## MATERIAL TO PROCESS
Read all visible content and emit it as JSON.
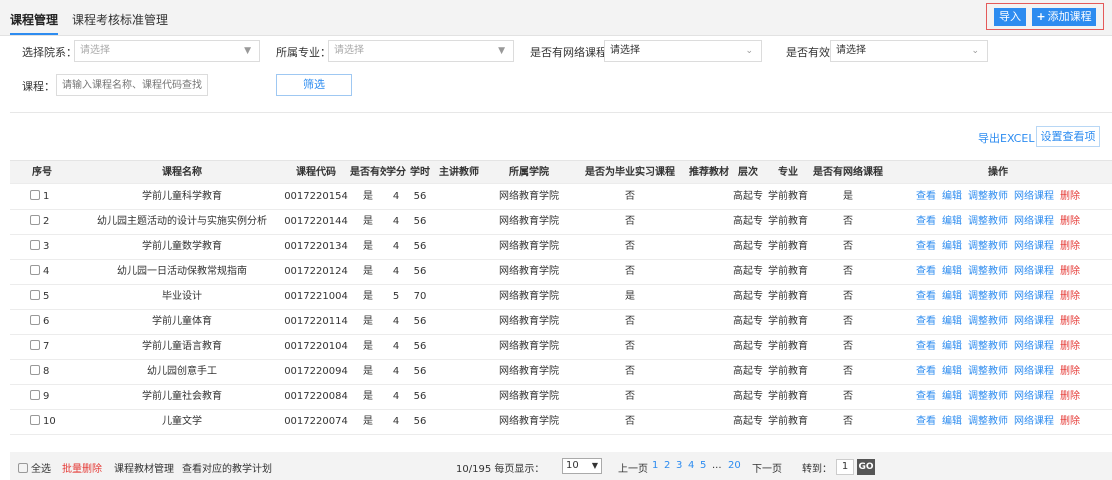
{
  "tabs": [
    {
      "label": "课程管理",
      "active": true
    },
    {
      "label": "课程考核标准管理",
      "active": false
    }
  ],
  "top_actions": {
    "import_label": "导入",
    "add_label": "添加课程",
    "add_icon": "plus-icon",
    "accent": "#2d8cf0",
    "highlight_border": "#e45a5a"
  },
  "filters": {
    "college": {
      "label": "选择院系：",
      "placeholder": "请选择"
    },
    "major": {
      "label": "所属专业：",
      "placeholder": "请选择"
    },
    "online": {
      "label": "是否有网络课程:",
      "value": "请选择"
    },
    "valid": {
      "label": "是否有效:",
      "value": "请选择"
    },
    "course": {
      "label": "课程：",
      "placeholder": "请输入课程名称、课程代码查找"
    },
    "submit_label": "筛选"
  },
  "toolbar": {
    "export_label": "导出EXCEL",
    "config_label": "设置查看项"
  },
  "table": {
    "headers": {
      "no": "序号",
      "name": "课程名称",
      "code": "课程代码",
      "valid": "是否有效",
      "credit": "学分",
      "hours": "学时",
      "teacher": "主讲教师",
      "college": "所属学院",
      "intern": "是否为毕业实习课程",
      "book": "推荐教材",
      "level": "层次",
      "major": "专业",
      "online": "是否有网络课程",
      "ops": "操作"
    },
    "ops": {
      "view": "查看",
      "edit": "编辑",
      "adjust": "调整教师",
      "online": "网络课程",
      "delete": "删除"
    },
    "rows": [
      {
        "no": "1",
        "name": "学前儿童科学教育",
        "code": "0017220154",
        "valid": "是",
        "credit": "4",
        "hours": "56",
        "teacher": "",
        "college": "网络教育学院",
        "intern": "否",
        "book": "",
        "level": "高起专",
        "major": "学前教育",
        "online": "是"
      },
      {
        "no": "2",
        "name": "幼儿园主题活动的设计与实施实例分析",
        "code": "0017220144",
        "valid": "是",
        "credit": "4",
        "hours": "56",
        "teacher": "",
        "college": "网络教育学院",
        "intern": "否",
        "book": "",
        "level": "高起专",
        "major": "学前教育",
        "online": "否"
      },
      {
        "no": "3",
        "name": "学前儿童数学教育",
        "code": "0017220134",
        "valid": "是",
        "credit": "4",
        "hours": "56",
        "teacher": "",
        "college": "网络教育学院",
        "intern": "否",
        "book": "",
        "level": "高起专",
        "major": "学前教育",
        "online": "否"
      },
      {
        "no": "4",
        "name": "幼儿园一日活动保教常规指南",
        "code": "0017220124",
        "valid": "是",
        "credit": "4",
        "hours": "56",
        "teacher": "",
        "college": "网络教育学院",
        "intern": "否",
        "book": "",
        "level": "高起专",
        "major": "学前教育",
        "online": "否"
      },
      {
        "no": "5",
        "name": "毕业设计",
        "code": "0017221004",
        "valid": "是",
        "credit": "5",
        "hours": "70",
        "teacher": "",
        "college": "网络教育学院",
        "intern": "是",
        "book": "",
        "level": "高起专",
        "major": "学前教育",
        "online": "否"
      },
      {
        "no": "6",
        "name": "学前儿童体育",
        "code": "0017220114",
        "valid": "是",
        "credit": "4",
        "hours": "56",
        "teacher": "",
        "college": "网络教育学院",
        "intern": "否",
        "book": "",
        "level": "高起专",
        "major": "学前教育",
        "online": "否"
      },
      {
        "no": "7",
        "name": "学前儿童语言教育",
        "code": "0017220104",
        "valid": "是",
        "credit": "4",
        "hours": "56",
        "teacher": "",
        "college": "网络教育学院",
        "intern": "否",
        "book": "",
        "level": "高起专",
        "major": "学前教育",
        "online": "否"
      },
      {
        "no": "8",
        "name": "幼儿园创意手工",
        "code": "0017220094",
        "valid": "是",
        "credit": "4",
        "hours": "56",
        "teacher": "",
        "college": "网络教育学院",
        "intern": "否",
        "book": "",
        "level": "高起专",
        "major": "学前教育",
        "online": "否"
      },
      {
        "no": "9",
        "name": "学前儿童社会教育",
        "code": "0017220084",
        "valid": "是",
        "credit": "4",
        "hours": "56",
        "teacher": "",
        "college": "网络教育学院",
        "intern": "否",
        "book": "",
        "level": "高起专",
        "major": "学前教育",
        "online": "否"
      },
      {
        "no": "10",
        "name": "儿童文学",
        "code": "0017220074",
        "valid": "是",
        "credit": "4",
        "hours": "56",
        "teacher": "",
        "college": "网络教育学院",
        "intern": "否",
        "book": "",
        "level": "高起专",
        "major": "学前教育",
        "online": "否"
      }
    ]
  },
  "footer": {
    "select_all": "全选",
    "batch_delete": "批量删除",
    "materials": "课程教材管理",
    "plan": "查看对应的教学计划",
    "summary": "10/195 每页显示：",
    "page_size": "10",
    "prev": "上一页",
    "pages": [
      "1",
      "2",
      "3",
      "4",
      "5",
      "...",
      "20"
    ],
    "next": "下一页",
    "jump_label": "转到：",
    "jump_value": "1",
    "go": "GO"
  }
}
==
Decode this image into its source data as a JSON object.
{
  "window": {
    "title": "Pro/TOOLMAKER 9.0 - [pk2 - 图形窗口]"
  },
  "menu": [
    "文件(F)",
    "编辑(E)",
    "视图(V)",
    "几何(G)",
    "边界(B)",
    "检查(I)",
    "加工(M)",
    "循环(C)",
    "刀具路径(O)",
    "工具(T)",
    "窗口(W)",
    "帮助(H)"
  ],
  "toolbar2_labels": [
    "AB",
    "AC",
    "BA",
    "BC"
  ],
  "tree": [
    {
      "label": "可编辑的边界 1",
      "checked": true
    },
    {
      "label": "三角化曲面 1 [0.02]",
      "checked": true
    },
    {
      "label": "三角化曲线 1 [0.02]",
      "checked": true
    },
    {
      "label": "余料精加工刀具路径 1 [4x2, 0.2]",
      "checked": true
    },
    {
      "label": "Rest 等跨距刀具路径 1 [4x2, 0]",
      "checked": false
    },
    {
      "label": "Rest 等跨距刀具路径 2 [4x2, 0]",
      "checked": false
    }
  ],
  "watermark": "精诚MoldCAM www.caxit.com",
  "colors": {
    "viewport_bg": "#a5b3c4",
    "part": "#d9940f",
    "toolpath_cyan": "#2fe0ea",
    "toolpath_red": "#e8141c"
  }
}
---
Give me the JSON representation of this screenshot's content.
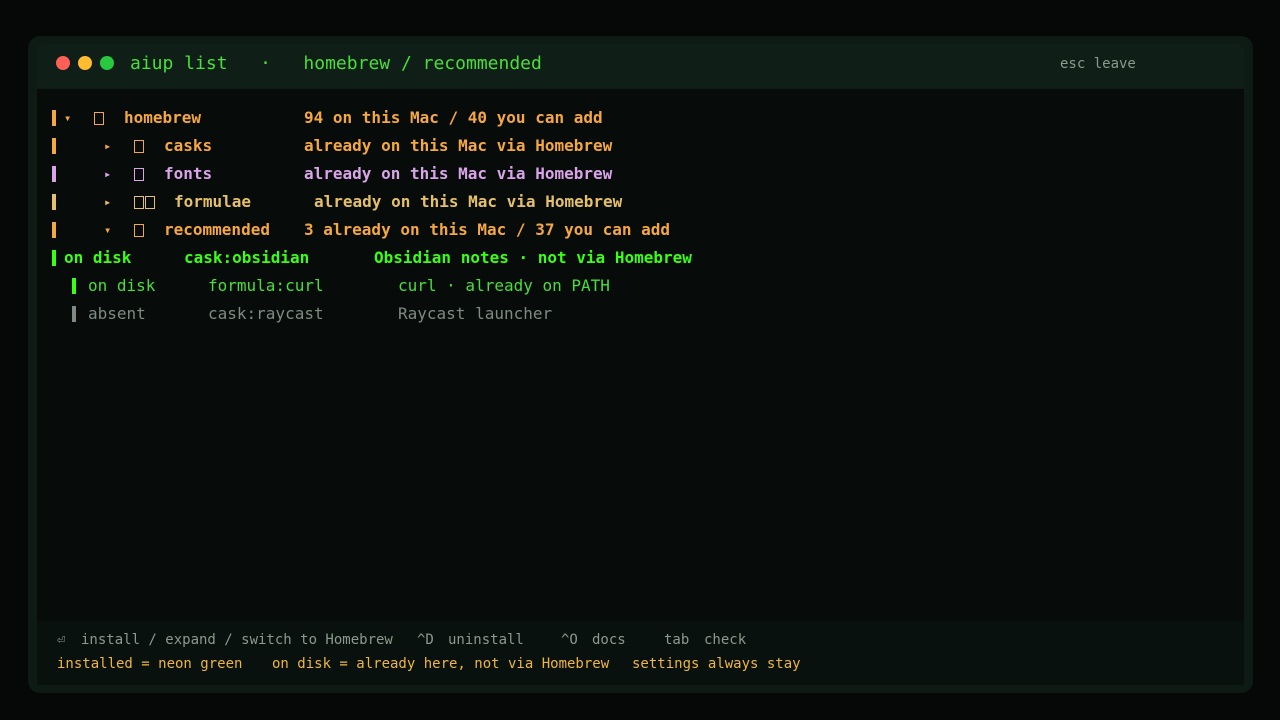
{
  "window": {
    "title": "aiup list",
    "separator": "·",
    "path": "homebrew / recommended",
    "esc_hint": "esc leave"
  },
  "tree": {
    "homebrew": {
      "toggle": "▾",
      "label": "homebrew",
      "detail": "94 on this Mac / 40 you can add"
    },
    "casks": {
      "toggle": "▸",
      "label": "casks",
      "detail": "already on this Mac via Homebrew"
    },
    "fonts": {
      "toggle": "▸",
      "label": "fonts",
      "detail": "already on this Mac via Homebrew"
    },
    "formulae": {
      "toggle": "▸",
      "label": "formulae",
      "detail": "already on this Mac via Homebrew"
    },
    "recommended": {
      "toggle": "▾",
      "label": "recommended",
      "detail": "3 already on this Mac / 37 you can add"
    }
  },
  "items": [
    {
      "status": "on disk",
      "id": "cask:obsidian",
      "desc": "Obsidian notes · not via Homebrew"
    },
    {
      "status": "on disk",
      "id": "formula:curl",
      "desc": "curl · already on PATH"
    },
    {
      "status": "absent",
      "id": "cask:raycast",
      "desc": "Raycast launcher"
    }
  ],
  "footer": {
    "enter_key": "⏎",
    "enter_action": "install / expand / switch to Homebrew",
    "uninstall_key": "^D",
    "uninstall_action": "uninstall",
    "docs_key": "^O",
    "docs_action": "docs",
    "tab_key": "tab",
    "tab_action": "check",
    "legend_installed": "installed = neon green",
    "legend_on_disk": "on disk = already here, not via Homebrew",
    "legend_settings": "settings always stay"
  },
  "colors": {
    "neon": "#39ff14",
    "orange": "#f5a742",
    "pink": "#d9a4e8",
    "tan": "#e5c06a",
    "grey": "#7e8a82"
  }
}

## GOAL
Write down every line of the data above that includes the string "name".

## TASK RESULT
      "name": "课程名称",
        "name": "学前儿童科学教育",
        "name": "幼儿园主题活动的设计与实施实例分析",
        "name": "学前儿童数学教育",
        "name": "幼儿园一日活动保教常规指南",
        "name": "毕业设计",
        "name": "学前儿童体育",
        "name": "学前儿童语言教育",
        "name": "幼儿园创意手工",
        "name": "学前儿童社会教育",
        "name": "儿童文学",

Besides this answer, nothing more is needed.